> **Extracted data**
==================================================

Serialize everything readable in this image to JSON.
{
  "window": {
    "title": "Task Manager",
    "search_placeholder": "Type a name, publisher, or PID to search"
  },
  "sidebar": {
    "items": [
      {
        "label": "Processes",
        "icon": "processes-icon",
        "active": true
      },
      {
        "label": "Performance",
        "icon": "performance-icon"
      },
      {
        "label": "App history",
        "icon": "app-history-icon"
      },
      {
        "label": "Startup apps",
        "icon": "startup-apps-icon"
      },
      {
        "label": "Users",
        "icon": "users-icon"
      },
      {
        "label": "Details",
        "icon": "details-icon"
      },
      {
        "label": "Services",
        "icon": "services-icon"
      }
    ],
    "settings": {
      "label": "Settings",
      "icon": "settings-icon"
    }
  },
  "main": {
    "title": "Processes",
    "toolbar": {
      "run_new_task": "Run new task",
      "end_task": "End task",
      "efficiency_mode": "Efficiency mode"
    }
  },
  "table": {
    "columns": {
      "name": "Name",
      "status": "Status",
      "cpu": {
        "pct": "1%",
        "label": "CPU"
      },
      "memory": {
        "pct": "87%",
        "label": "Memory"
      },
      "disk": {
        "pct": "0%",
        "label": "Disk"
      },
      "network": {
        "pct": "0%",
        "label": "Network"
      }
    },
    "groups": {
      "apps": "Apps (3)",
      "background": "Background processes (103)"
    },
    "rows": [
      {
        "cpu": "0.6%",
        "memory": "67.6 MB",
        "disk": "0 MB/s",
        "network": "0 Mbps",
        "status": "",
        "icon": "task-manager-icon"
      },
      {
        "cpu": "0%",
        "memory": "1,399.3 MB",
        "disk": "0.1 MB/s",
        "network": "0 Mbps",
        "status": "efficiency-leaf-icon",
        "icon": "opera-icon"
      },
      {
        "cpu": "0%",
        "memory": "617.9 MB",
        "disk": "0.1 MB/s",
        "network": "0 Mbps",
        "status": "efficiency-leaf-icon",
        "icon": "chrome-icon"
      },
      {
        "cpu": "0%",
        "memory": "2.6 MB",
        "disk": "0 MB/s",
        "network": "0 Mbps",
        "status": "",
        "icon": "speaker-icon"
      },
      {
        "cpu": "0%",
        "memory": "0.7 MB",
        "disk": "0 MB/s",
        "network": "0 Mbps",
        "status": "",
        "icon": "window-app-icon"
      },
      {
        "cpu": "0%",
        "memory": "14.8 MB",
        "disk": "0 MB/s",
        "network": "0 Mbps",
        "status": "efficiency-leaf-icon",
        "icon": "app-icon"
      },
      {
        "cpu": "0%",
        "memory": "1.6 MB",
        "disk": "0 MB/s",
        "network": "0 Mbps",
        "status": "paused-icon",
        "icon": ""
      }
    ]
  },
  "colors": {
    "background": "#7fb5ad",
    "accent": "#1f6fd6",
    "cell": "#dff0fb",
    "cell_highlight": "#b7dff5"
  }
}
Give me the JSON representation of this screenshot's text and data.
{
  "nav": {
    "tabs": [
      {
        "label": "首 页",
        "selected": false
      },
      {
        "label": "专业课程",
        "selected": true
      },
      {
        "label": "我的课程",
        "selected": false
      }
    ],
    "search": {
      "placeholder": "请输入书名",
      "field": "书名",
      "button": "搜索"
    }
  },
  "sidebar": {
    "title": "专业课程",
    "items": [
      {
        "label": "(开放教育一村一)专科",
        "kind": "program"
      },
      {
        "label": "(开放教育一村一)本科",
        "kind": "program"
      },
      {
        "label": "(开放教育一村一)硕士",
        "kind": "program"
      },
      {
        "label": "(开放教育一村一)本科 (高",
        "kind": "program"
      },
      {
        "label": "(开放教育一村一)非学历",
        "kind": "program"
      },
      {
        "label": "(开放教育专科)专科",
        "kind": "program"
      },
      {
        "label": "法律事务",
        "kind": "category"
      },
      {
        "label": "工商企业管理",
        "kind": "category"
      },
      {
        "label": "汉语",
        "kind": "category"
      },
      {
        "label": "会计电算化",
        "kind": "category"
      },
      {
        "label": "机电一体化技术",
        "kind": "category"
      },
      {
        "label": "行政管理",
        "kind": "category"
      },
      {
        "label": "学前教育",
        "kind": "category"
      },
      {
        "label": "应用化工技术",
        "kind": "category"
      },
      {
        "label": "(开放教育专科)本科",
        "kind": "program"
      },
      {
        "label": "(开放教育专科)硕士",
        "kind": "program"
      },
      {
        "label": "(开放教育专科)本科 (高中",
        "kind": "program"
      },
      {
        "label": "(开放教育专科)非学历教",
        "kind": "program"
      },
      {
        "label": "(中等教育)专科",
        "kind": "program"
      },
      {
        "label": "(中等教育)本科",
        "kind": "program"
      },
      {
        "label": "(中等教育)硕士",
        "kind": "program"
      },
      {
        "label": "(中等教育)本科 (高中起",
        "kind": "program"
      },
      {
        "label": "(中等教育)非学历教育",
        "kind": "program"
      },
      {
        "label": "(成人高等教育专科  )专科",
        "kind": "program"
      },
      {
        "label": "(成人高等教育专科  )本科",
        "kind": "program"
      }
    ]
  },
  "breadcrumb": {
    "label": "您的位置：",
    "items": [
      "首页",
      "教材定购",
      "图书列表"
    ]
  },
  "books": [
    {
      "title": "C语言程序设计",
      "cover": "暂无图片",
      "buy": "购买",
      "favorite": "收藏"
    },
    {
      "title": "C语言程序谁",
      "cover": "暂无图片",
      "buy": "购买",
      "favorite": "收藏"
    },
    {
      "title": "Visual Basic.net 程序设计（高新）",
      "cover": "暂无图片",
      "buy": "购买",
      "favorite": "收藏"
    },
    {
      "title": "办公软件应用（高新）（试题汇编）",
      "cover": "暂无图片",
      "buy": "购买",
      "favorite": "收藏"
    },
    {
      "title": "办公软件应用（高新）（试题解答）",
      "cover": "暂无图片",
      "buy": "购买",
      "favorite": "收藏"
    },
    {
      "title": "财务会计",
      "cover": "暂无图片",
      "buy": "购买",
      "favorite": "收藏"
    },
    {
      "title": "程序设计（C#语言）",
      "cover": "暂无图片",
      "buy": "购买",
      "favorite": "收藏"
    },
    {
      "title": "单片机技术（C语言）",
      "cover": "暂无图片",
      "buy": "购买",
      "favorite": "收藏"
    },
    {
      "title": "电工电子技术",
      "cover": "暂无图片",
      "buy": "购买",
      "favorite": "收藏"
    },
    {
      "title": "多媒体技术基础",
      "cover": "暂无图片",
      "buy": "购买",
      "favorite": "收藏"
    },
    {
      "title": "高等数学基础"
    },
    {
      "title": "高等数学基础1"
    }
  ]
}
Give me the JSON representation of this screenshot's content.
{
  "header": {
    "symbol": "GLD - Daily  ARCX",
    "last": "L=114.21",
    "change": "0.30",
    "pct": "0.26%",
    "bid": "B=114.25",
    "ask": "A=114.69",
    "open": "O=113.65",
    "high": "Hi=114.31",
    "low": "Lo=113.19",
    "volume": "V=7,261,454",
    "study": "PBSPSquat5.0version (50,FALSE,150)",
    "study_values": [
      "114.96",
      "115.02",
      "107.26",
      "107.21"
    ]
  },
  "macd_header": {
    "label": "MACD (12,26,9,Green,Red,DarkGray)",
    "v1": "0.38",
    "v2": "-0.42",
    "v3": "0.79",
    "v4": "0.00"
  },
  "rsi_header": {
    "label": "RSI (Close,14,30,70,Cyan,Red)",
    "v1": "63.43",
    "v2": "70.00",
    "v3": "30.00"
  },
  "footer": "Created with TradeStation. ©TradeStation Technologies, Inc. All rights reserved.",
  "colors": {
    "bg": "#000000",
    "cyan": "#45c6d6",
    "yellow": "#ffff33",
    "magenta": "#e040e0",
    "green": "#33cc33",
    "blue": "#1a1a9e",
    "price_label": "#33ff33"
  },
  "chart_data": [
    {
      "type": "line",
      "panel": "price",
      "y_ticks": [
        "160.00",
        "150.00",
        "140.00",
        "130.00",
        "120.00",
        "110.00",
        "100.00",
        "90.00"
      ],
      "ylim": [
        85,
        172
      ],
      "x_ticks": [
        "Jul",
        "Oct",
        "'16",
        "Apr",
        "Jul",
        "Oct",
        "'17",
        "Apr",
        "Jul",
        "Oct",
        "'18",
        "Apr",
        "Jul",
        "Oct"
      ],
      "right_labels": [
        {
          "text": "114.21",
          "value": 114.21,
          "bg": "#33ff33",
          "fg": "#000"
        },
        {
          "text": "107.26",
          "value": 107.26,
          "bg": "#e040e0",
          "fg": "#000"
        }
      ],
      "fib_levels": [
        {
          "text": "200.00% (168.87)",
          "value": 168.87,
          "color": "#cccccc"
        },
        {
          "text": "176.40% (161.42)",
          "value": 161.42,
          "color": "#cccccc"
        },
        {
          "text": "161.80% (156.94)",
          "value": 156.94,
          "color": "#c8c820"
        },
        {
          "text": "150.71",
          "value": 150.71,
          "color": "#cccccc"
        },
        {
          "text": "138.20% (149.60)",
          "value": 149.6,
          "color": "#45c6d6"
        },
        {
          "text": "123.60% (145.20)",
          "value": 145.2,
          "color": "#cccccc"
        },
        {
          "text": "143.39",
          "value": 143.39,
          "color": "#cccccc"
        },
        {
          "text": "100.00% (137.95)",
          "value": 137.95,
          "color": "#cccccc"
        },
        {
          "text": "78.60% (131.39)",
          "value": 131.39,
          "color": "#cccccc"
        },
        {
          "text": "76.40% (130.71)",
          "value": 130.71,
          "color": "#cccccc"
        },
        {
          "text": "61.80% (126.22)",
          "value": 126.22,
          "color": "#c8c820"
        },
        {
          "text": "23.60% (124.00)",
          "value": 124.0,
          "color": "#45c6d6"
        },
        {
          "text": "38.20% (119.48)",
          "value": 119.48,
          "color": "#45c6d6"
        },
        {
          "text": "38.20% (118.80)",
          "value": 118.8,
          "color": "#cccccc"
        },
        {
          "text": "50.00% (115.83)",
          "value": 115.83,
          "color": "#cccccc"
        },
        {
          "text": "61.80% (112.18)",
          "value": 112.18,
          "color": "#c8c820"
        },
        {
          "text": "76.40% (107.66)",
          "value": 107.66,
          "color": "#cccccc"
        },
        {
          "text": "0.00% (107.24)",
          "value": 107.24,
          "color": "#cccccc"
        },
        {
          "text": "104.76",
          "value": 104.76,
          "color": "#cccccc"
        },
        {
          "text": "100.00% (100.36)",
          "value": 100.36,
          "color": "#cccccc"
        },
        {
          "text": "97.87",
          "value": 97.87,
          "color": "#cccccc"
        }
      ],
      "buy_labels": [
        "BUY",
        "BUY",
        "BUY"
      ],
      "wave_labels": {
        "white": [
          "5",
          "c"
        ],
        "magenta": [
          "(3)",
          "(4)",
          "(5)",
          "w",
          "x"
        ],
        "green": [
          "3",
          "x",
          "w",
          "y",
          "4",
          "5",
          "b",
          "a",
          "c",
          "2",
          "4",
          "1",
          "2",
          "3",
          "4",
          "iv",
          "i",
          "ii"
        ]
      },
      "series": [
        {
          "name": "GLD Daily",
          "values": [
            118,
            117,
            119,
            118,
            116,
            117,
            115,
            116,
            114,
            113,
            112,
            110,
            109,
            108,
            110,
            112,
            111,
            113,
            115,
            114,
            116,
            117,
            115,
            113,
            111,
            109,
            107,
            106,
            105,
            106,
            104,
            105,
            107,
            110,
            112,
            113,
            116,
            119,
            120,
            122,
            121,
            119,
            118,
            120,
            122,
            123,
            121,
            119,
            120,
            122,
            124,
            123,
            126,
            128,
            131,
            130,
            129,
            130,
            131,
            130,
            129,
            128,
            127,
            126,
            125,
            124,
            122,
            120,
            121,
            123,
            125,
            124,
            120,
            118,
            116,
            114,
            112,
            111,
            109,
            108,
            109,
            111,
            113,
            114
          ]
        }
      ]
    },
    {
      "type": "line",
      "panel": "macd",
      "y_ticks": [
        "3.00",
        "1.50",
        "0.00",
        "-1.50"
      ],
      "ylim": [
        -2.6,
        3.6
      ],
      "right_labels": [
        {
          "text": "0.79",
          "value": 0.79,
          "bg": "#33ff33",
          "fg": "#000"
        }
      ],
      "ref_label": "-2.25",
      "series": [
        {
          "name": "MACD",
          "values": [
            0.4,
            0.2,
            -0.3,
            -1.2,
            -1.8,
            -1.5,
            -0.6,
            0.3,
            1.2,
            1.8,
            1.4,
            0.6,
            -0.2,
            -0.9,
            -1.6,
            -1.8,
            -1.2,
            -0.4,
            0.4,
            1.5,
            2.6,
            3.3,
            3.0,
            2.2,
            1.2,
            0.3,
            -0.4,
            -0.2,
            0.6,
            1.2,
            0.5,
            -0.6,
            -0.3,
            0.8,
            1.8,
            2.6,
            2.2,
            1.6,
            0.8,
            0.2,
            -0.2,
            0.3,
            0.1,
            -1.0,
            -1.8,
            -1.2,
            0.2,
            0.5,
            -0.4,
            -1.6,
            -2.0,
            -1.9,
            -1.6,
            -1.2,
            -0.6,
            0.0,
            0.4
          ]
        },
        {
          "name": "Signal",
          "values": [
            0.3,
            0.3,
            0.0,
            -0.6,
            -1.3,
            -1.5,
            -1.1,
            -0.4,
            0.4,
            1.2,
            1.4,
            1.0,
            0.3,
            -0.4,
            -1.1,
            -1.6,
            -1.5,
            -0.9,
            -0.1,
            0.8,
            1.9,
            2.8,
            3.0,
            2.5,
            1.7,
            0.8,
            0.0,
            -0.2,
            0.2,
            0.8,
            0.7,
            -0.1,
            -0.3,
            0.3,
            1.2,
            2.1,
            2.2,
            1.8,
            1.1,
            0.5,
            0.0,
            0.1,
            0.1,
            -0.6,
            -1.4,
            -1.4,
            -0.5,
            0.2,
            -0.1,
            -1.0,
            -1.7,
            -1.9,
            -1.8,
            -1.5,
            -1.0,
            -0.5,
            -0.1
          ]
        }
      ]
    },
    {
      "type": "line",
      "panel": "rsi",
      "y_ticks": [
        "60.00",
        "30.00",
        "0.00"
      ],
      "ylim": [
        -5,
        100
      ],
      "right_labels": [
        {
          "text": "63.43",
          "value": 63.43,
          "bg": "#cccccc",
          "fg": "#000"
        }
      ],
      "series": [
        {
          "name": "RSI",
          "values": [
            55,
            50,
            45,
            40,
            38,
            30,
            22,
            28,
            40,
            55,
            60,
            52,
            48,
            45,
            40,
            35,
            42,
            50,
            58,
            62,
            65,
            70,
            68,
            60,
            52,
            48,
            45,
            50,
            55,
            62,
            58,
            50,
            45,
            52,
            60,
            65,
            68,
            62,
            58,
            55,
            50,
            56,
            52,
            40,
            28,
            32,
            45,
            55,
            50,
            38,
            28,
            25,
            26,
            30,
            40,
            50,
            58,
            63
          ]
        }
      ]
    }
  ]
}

==================================================

In the entries above, find every line with the word "name" and list it.

> **Solution to the problem**
    "search_placeholder": "Type a name, publisher, or PID to search"
      "name": "Name",
          "name": "GLD Daily",
          "name": "MACD",
          "name": "Signal",
          "name": "RSI",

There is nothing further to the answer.